PROBLEM REQUIREMENTS
Repeat every line below exactly as it reads.

DATA FOR THIS EXERCISE
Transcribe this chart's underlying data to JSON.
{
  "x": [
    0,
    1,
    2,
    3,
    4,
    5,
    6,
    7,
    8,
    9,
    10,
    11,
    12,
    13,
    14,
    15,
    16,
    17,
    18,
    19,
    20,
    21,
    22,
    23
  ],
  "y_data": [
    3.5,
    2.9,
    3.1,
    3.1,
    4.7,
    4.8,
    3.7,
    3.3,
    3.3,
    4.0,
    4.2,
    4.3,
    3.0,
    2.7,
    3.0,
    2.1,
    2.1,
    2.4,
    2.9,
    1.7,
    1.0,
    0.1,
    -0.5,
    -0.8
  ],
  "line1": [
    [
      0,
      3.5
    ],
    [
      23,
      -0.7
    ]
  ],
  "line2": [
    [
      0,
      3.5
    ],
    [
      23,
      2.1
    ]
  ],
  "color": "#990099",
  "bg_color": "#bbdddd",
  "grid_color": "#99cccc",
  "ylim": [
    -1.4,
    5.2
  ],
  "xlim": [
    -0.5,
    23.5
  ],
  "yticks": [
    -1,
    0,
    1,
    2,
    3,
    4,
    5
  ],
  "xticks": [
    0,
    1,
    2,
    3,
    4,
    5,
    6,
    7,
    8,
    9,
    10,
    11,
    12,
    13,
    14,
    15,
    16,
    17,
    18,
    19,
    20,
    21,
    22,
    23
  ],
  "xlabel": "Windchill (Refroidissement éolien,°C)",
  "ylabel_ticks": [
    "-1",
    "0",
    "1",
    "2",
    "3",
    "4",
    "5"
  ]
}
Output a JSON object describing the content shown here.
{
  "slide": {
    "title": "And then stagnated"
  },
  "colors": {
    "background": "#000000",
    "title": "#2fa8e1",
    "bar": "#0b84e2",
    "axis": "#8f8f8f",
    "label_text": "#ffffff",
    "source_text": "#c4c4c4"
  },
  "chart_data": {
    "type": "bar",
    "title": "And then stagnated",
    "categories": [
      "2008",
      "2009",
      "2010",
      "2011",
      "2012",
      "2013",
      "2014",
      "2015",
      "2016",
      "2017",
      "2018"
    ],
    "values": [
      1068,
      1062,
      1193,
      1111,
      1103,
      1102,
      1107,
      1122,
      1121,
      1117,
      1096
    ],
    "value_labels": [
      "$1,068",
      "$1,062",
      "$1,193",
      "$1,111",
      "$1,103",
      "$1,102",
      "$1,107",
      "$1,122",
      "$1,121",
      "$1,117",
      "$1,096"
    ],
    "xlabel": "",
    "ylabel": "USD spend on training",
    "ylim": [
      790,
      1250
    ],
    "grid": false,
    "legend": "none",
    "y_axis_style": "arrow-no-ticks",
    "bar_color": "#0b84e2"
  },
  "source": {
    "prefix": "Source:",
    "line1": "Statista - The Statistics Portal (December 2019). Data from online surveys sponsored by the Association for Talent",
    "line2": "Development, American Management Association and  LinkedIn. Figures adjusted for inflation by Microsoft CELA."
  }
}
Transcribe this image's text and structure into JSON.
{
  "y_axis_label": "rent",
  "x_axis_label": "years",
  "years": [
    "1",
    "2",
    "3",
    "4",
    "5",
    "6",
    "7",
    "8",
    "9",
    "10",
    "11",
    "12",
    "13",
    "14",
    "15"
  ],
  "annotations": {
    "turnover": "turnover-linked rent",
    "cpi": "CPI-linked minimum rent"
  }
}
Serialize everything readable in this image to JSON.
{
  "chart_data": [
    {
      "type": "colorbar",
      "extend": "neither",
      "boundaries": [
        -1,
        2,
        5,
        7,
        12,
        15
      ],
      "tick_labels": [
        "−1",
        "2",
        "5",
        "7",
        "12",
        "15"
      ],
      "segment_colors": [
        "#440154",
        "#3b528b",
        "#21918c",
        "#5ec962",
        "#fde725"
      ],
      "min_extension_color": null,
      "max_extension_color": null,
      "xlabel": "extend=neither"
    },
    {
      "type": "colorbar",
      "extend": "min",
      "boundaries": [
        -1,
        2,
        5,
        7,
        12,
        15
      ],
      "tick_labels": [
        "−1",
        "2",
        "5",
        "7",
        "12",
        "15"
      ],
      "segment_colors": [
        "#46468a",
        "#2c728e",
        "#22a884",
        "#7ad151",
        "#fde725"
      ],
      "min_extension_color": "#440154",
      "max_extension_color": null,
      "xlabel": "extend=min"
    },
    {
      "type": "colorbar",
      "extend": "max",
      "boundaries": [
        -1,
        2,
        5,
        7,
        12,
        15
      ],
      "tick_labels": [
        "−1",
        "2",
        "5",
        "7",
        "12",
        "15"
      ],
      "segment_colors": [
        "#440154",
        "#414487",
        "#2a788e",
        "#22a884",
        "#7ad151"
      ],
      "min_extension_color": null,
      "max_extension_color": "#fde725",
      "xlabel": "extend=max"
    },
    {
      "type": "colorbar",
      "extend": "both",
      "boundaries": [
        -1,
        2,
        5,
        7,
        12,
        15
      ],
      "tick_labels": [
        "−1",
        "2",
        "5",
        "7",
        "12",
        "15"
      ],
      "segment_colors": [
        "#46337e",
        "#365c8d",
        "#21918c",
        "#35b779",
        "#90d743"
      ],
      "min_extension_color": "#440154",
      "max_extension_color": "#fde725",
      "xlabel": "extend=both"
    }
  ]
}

CORRECT OUTPUT
Transcribe this chart's underlying data to JSON.
{
  "x": [
    0,
    1,
    2,
    3,
    4,
    5,
    6,
    7,
    8,
    9,
    10,
    11,
    12,
    13,
    14,
    15,
    16,
    17,
    18,
    19,
    20,
    21,
    22,
    23
  ],
  "y_data": [
    3.5,
    2.9,
    3.1,
    3.1,
    4.7,
    4.8,
    3.7,
    3.3,
    3.3,
    4.0,
    4.2,
    4.3,
    3.0,
    2.7,
    3.0,
    2.1,
    2.1,
    2.4,
    2.9,
    1.7,
    1.0,
    0.1,
    -0.5,
    -0.8
  ],
  "line1": [
    [
      0,
      3.5
    ],
    [
      23,
      -0.7
    ]
  ],
  "line2": [
    [
      0,
      3.5
    ],
    [
      23,
      2.1
    ]
  ],
  "color": "#990099",
  "bg_color": "#bbdddd",
  "grid_color": "#99cccc",
  "ylim": [
    -1.4,
    5.2
  ],
  "xlim": [
    -0.5,
    23.5
  ],
  "yticks": [
    -1,
    0,
    1,
    2,
    3,
    4,
    5
  ],
  "xticks": [
    0,
    1,
    2,
    3,
    4,
    5,
    6,
    7,
    8,
    9,
    10,
    11,
    12,
    13,
    14,
    15,
    16,
    17,
    18,
    19,
    20,
    21,
    22,
    23
  ],
  "xlabel": "Windchill (Refroidissement éolien,°C)",
  "ylabel_ticks": [
    "-1",
    "0",
    "1",
    "2",
    "3",
    "4",
    "5"
  ]
}
Output a JSON object describing the content shown here.
{
  "slide": {
    "title": "And then stagnated"
  },
  "colors": {
    "background": "#000000",
    "title": "#2fa8e1",
    "bar": "#0b84e2",
    "axis": "#8f8f8f",
    "label_text": "#ffffff",
    "source_text": "#c4c4c4"
  },
  "chart_data": {
    "type": "bar",
    "title": "And then stagnated",
    "categories": [
      "2008",
      "2009",
      "2010",
      "2011",
      "2012",
      "2013",
      "2014",
      "2015",
      "2016",
      "2017",
      "2018"
    ],
    "values": [
      1068,
      1062,
      1193,
      1111,
      1103,
      1102,
      1107,
      1122,
      1121,
      1117,
      1096
    ],
    "value_labels": [
      "$1,068",
      "$1,062",
      "$1,193",
      "$1,111",
      "$1,103",
      "$1,102",
      "$1,107",
      "$1,122",
      "$1,121",
      "$1,117",
      "$1,096"
    ],
    "xlabel": "",
    "ylabel": "USD spend on training",
    "ylim": [
      790,
      1250
    ],
    "grid": false,
    "legend": "none",
    "y_axis_style": "arrow-no-ticks",
    "bar_color": "#0b84e2"
  },
  "source": {
    "prefix": "Source:",
    "line1": "Statista - The Statistics Portal (December 2019). Data from online surveys sponsored by the Association for Talent",
    "line2": "Development, American Management Association and  LinkedIn. Figures adjusted for inflation by Microsoft CELA."
  }
}
Transcribe this image's text and structure into JSON.
{
  "y_axis_label": "rent",
  "x_axis_label": "years",
  "years": [
    "1",
    "2",
    "3",
    "4",
    "5",
    "6",
    "7",
    "8",
    "9",
    "10",
    "11",
    "12",
    "13",
    "14",
    "15"
  ],
  "annotations": {
    "turnover": "turnover-linked rent",
    "cpi": "CPI-linked minimum rent"
  }
}
Serialize everything readable in this image to JSON.
{
  "chart_data": [
    {
      "type": "colorbar",
      "extend": "neither",
      "boundaries": [
        -1,
        2,
        5,
        7,
        12,
        15
      ],
      "tick_labels": [
        "−1",
        "2",
        "5",
        "7",
        "12",
        "15"
      ],
      "segment_colors": [
        "#440154",
        "#3b528b",
        "#21918c",
        "#5ec962",
        "#fde725"
      ],
      "min_extension_color": null,
      "max_extension_color": null,
      "xlabel": "extend=neither"
    },
    {
      "type": "colorbar",
      "extend": "min",
      "boundaries": [
        -1,
        2,
        5,
        7,
        12,
        15
      ],
      "tick_labels": [
        "−1",
        "2",
        "5",
        "7",
        "12",
        "15"
      ],
      "segment_colors": [
        "#46468a",
        "#2c728e",
        "#22a884",
        "#7ad151",
        "#fde725"
      ],
      "min_extension_color": "#440154",
      "max_extension_color": null,
      "xlabel": "extend=min"
    },
    {
      "type": "colorbar",
      "extend": "max",
      "boundaries": [
        -1,
        2,
        5,
        7,
        12,
        15
      ],
      "tick_labels": [
        "−1",
        "2",
        "5",
        "7",
        "12",
        "15"
      ],
      "segment_colors": [
        "#440154",
        "#414487",
        "#2a788e",
        "#22a884",
        "#7ad151"
      ],
      "min_extension_color": null,
      "max_extension_color": "#fde725",
      "xlabel": "extend=max"
    },
    {
      "type": "colorbar",
      "extend": "both",
      "boundaries": [
        -1,
        2,
        5,
        7,
        12,
        15
      ],
      "tick_labels": [
        "−1",
        "2",
        "5",
        "7",
        "12",
        "15"
      ],
      "segment_colors": [
        "#46337e",
        "#365c8d",
        "#21918c",
        "#35b779",
        "#90d743"
      ],
      "min_extension_color": "#440154",
      "max_extension_color": "#fde725",
      "xlabel": "extend=both"
    }
  ]
}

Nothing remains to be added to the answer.